RECORDS —
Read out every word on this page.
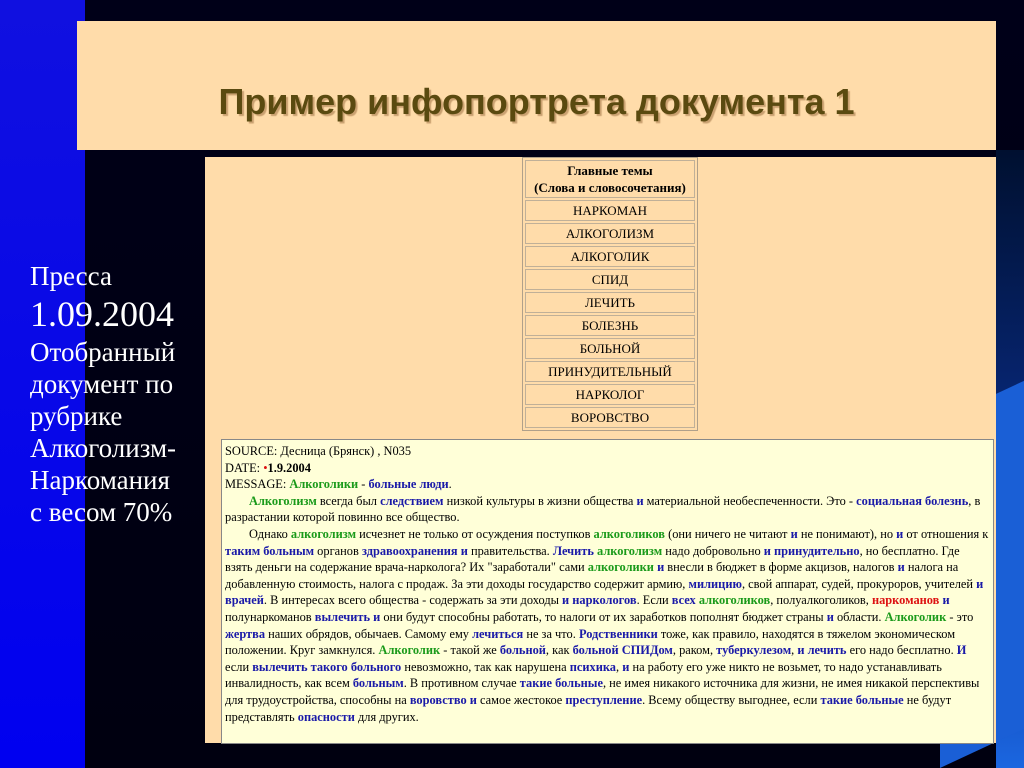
Пример инфопортрета документа 1
Пресса
1.09.2004
Отобранный
документ по
рубрике
Алкоголизм-
Наркомания
с весом 70%
Главные темы
(Слова и словосочетания)
НАРКОМАН
АЛКОГОЛИЗМ
АЛКОГОЛИК
СПИД
ЛЕЧИТЬ
БОЛЕЗНЬ
БОЛЬНОЙ
ПРИНУДИТЕЛЬНЫЙ
НАРКОЛОГ
ВОРОВСТВО
SOURCE: Десница (Брянск) , N035
DATE: •1.9.2004
MESSAGE: Алкоголики - больные люди.
Алкоголизм всегда был следствием низкой культуры в жизни общества и материальной необеспеченности. Это - социальная болезнь, в разрастании которой повинно все общество.
Однако алкоголизм исчезнет не только от осуждения поступков алкоголиков (они ничего не читают и не понимают), но и от отношения к таким больным органов здравоохранения и правительства. Лечить алкоголизм надо добровольно и принудительно, но бесплатно. Где взять деньги на содержание врача-нарколога? Их "заработали" сами алкоголики и внесли в бюджет в форме акцизов, налогов и налога на добавленную стоимость, налога с продаж. За эти доходы государство содержит армию, милицию, свой аппарат, судей, прокуроров, учителей и врачей. В интересах всего общества - содержать за эти доходы и наркологов. Если всех алкоголиков, полуалкоголиков, наркоманов и полунаркоманов вылечить и они будут способны работать, то налоги от их заработков пополнят бюджет страны и области. Алкоголик - это жертва наших обрядов, обычаев. Самому ему лечиться не за что. Родственники тоже, как правило, находятся в тяжелом экономическом положении. Круг замкнулся. Алкоголик - такой же больной, как больной СПИДом, раком, туберкулезом, и лечить его надо бесплатно. И если вылечить такого больного невозможно, так как нарушена психика, и на работу его уже никто не возьмет, то надо устанавливать инвалидность, как всем больным. В противном случае такие больные, не имея никакого источника для жизни, не имея никакой перспективы для трудоустройства, способны на воровство и самое жестокое преступление. Всему обществу выгоднее, если такие больные не будут представлять опасности для других.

DIRECTIVE —
Quote the records above in full, dropping each picture.

SOLUTION FOR THIS TASK —
Read out every word on this page.
Пример инфопортрета документа 1
Пресса
1.09.2004
Отобранный
документ по
рубрике
Алкоголизм-
Наркомания
с весом 70%
Главные темы
(Слова и словосочетания)
НАРКОМАН
АЛКОГОЛИЗМ
АЛКОГОЛИК
СПИД
ЛЕЧИТЬ
БОЛЕЗНЬ
БОЛЬНОЙ
ПРИНУДИТЕЛЬНЫЙ
НАРКОЛОГ
ВОРОВСТВО
SOURCE: Десница (Брянск) , N035
DATE: •1.9.2004
MESSAGE: Алкоголики - больные люди.
Алкоголизм всегда был следствием низкой культуры в жизни общества и материальной необеспеченности. Это - социальная болезнь, в разрастании которой повинно все общество.
Однако алкоголизм исчезнет не только от осуждения поступков алкоголиков (они ничего не читают и не понимают), но и от отношения к таким больным органов здравоохранения и правительства. Лечить алкоголизм надо добровольно и принудительно, но бесплатно. Где взять деньги на содержание врача-нарколога? Их "заработали" сами алкоголики и внесли в бюджет в форме акцизов, налогов и налога на добавленную стоимость, налога с продаж. За эти доходы государство содержит армию, милицию, свой аппарат, судей, прокуроров, учителей и врачей. В интересах всего общества - содержать за эти доходы и наркологов. Если всех алкоголиков, полуалкоголиков, наркоманов и полунаркоманов вылечить и они будут способны работать, то налоги от их заработков пополнят бюджет страны и области. Алкоголик - это жертва наших обрядов, обычаев. Самому ему лечиться не за что. Родственники тоже, как правило, находятся в тяжелом экономическом положении. Круг замкнулся. Алкоголик - такой же больной, как больной СПИДом, раком, туберкулезом, и лечить его надо бесплатно. И если вылечить такого больного невозможно, так как нарушена психика, и на работу его уже никто не возьмет, то надо устанавливать инвалидность, как всем больным. В противном случае такие больные, не имея никакого источника для жизни, не имея никакой перспективы для трудоустройства, способны на воровство и самое жестокое преступление. Всему обществу выгоднее, если такие больные не будут представлять опасности для других.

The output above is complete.